### Data entries
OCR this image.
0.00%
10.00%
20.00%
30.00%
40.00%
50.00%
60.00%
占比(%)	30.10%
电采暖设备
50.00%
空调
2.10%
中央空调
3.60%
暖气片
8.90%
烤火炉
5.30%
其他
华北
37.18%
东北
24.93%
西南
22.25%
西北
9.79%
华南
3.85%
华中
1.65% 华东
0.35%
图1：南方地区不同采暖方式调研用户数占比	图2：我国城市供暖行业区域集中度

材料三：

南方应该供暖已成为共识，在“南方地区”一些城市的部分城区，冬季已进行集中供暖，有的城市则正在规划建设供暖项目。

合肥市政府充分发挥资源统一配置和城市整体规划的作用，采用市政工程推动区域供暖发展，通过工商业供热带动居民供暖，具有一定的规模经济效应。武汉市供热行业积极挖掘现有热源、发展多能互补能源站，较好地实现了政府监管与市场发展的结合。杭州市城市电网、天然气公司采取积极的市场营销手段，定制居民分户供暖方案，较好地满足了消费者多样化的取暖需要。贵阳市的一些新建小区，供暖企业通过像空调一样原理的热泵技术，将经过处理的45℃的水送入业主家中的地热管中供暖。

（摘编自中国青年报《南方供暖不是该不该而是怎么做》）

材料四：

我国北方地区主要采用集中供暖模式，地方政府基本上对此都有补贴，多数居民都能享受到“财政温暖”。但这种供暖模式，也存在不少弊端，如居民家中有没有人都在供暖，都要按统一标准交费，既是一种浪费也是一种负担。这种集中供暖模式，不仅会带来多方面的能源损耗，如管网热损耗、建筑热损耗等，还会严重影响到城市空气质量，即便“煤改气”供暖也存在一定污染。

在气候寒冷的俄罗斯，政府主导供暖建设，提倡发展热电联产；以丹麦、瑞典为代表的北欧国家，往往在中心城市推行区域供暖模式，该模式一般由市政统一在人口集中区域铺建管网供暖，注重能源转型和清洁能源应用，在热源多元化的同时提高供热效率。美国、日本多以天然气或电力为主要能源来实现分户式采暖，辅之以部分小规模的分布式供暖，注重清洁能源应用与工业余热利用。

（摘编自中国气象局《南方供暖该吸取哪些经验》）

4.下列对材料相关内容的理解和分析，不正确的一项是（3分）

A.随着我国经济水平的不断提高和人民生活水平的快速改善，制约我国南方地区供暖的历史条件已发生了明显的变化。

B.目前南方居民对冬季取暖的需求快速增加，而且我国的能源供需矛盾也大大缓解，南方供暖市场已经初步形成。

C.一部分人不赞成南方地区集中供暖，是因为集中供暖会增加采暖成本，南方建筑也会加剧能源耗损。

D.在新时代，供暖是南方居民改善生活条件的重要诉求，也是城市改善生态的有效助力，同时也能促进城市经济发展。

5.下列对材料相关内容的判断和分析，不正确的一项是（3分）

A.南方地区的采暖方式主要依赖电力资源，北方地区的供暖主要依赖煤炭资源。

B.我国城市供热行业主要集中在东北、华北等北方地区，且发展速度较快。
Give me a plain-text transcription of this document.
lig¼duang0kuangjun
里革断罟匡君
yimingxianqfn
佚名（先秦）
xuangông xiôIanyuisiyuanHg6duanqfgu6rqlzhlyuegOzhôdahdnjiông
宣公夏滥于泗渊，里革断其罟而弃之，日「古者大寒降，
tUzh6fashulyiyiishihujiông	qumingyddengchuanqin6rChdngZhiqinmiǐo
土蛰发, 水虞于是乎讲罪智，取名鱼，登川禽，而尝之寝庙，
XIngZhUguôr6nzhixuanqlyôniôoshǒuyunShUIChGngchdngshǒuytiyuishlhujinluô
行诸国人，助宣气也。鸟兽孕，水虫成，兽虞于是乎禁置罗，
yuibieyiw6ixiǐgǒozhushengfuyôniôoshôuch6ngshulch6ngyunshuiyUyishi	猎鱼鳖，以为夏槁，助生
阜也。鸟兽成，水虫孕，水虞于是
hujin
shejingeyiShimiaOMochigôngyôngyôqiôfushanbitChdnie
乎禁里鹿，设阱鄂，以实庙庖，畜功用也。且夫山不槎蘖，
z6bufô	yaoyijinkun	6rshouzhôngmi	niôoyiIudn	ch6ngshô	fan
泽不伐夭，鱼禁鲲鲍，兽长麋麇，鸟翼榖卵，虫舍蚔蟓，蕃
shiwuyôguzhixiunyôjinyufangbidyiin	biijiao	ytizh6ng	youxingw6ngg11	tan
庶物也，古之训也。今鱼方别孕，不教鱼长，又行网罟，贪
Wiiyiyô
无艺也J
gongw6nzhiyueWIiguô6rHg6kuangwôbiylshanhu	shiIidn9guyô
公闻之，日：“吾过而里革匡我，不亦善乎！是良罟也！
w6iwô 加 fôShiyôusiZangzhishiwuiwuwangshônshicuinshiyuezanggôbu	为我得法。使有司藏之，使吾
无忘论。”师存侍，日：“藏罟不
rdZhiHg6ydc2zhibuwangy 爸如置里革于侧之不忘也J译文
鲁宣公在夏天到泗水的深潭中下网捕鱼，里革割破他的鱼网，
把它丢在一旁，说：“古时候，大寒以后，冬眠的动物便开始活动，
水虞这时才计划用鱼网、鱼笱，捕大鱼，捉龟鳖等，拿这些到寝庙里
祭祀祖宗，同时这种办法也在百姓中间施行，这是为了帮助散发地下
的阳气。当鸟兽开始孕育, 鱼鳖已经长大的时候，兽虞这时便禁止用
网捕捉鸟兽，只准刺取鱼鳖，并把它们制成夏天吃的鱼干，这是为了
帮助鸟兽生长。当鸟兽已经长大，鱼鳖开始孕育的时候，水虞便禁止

### Stated problem
Repeat all of the entries exactly.

### Exercise solution
OCR this image.
0.00%
10.00%
20.00%
30.00%
40.00%
50.00%
60.00%
占比(%)	30.10%
电采暖设备
50.00%
空调
2.10%
中央空调
3.60%
暖气片
8.90%
烤火炉
5.30%
其他
华北
37.18%
东北
24.93%
西南
22.25%
西北
9.79%
华南
3.85%
华中
1.65% 华东
0.35%
图1：南方地区不同采暖方式调研用户数占比	图2：我国城市供暖行业区域集中度

材料三：

南方应该供暖已成为共识，在“南方地区”一些城市的部分城区，冬季已进行集中供暖，有的城市则正在规划建设供暖项目。

合肥市政府充分发挥资源统一配置和城市整体规划的作用，采用市政工程推动区域供暖发展，通过工商业供热带动居民供暖，具有一定的规模经济效应。武汉市供热行业积极挖掘现有热源、发展多能互补能源站，较好地实现了政府监管与市场发展的结合。杭州市城市电网、天然气公司采取积极的市场营销手段，定制居民分户供暖方案，较好地满足了消费者多样化的取暖需要。贵阳市的一些新建小区，供暖企业通过像空调一样原理的热泵技术，将经过处理的45℃的水送入业主家中的地热管中供暖。

（摘编自中国青年报《南方供暖不是该不该而是怎么做》）

材料四：

我国北方地区主要采用集中供暖模式，地方政府基本上对此都有补贴，多数居民都能享受到“财政温暖”。但这种供暖模式，也存在不少弊端，如居民家中有没有人都在供暖，都要按统一标准交费，既是一种浪费也是一种负担。这种集中供暖模式，不仅会带来多方面的能源损耗，如管网热损耗、建筑热损耗等，还会严重影响到城市空气质量，即便“煤改气”供暖也存在一定污染。

在气候寒冷的俄罗斯，政府主导供暖建设，提倡发展热电联产；以丹麦、瑞典为代表的北欧国家，往往在中心城市推行区域供暖模式，该模式一般由市政统一在人口集中区域铺建管网供暖，注重能源转型和清洁能源应用，在热源多元化的同时提高供热效率。美国、日本多以天然气或电力为主要能源来实现分户式采暖，辅之以部分小规模的分布式供暖，注重清洁能源应用与工业余热利用。

（摘编自中国气象局《南方供暖该吸取哪些经验》）

4.下列对材料相关内容的理解和分析，不正确的一项是（3分）

A.随着我国经济水平的不断提高和人民生活水平的快速改善，制约我国南方地区供暖的历史条件已发生了明显的变化。

B.目前南方居民对冬季取暖的需求快速增加，而且我国的能源供需矛盾也大大缓解，南方供暖市场已经初步形成。

C.一部分人不赞成南方地区集中供暖，是因为集中供暖会增加采暖成本，南方建筑也会加剧能源耗损。

D.在新时代，供暖是南方居民改善生活条件的重要诉求，也是城市改善生态的有效助力，同时也能促进城市经济发展。

5.下列对材料相关内容的判断和分析，不正确的一项是（3分）

A.南方地区的采暖方式主要依赖电力资源，北方地区的供暖主要依赖煤炭资源。

B.我国城市供热行业主要集中在东北、华北等北方地区，且发展速度较快。
Give me a plain-text transcription of this document.
lig¼duang0kuangjun
里革断罟匡君
yimingxianqfn
佚名（先秦）
xuangông xiôIanyuisiyuanHg6duanqfgu6rqlzhlyuegOzhôdahdnjiông
宣公夏滥于泗渊，里革断其罟而弃之，日「古者大寒降，
tUzh6fashulyiyiishihujiông	qumingyddengchuanqin6rChdngZhiqinmiǐo
土蛰发, 水虞于是乎讲罪智，取名鱼，登川禽，而尝之寝庙，
XIngZhUguôr6nzhixuanqlyôniôoshǒuyunShUIChGngchdngshǒuytiyuishlhujinluô
行诸国人，助宣气也。鸟兽孕，水虫成，兽虞于是乎禁置罗，
yuibieyiw6ixiǐgǒozhushengfuyôniôoshôuch6ngshulch6ngyunshuiyUyishi	猎鱼鳖，以为夏槁，助生
阜也。鸟兽成，水虫孕，水虞于是
hujin
shejingeyiShimiaOMochigôngyôngyôqiôfushanbitChdnie
乎禁里鹿，设阱鄂，以实庙庖，畜功用也。且夫山不槎蘖，
z6bufô	yaoyijinkun	6rshouzhôngmi	niôoyiIudn	ch6ngshô	fan
泽不伐夭，鱼禁鲲鲍，兽长麋麇，鸟翼榖卵，虫舍蚔蟓，蕃
shiwuyôguzhixiunyôjinyufangbidyiin	biijiao	ytizh6ng	youxingw6ngg11	tan
庶物也，古之训也。今鱼方别孕，不教鱼长，又行网罟，贪
Wiiyiyô
无艺也J
gongw6nzhiyueWIiguô6rHg6kuangwôbiylshanhu	shiIidn9guyô
公闻之，日：“吾过而里革匡我，不亦善乎！是良罟也！
w6iwô 加 fôShiyôusiZangzhishiwuiwuwangshônshicuinshiyuezanggôbu	为我得法。使有司藏之，使吾
无忘论。”师存侍，日：“藏罟不
rdZhiHg6ydc2zhibuwangy 爸如置里革于侧之不忘也J译文
鲁宣公在夏天到泗水的深潭中下网捕鱼，里革割破他的鱼网，
把它丢在一旁，说：“古时候，大寒以后，冬眠的动物便开始活动，
水虞这时才计划用鱼网、鱼笱，捕大鱼，捉龟鳖等，拿这些到寝庙里
祭祀祖宗，同时这种办法也在百姓中间施行，这是为了帮助散发地下
的阳气。当鸟兽开始孕育, 鱼鳖已经长大的时候，兽虞这时便禁止用
网捕捉鸟兽，只准刺取鱼鳖，并把它们制成夏天吃的鱼干，这是为了
帮助鸟兽生长。当鸟兽已经长大，鱼鳖开始孕育的时候，水虞便禁止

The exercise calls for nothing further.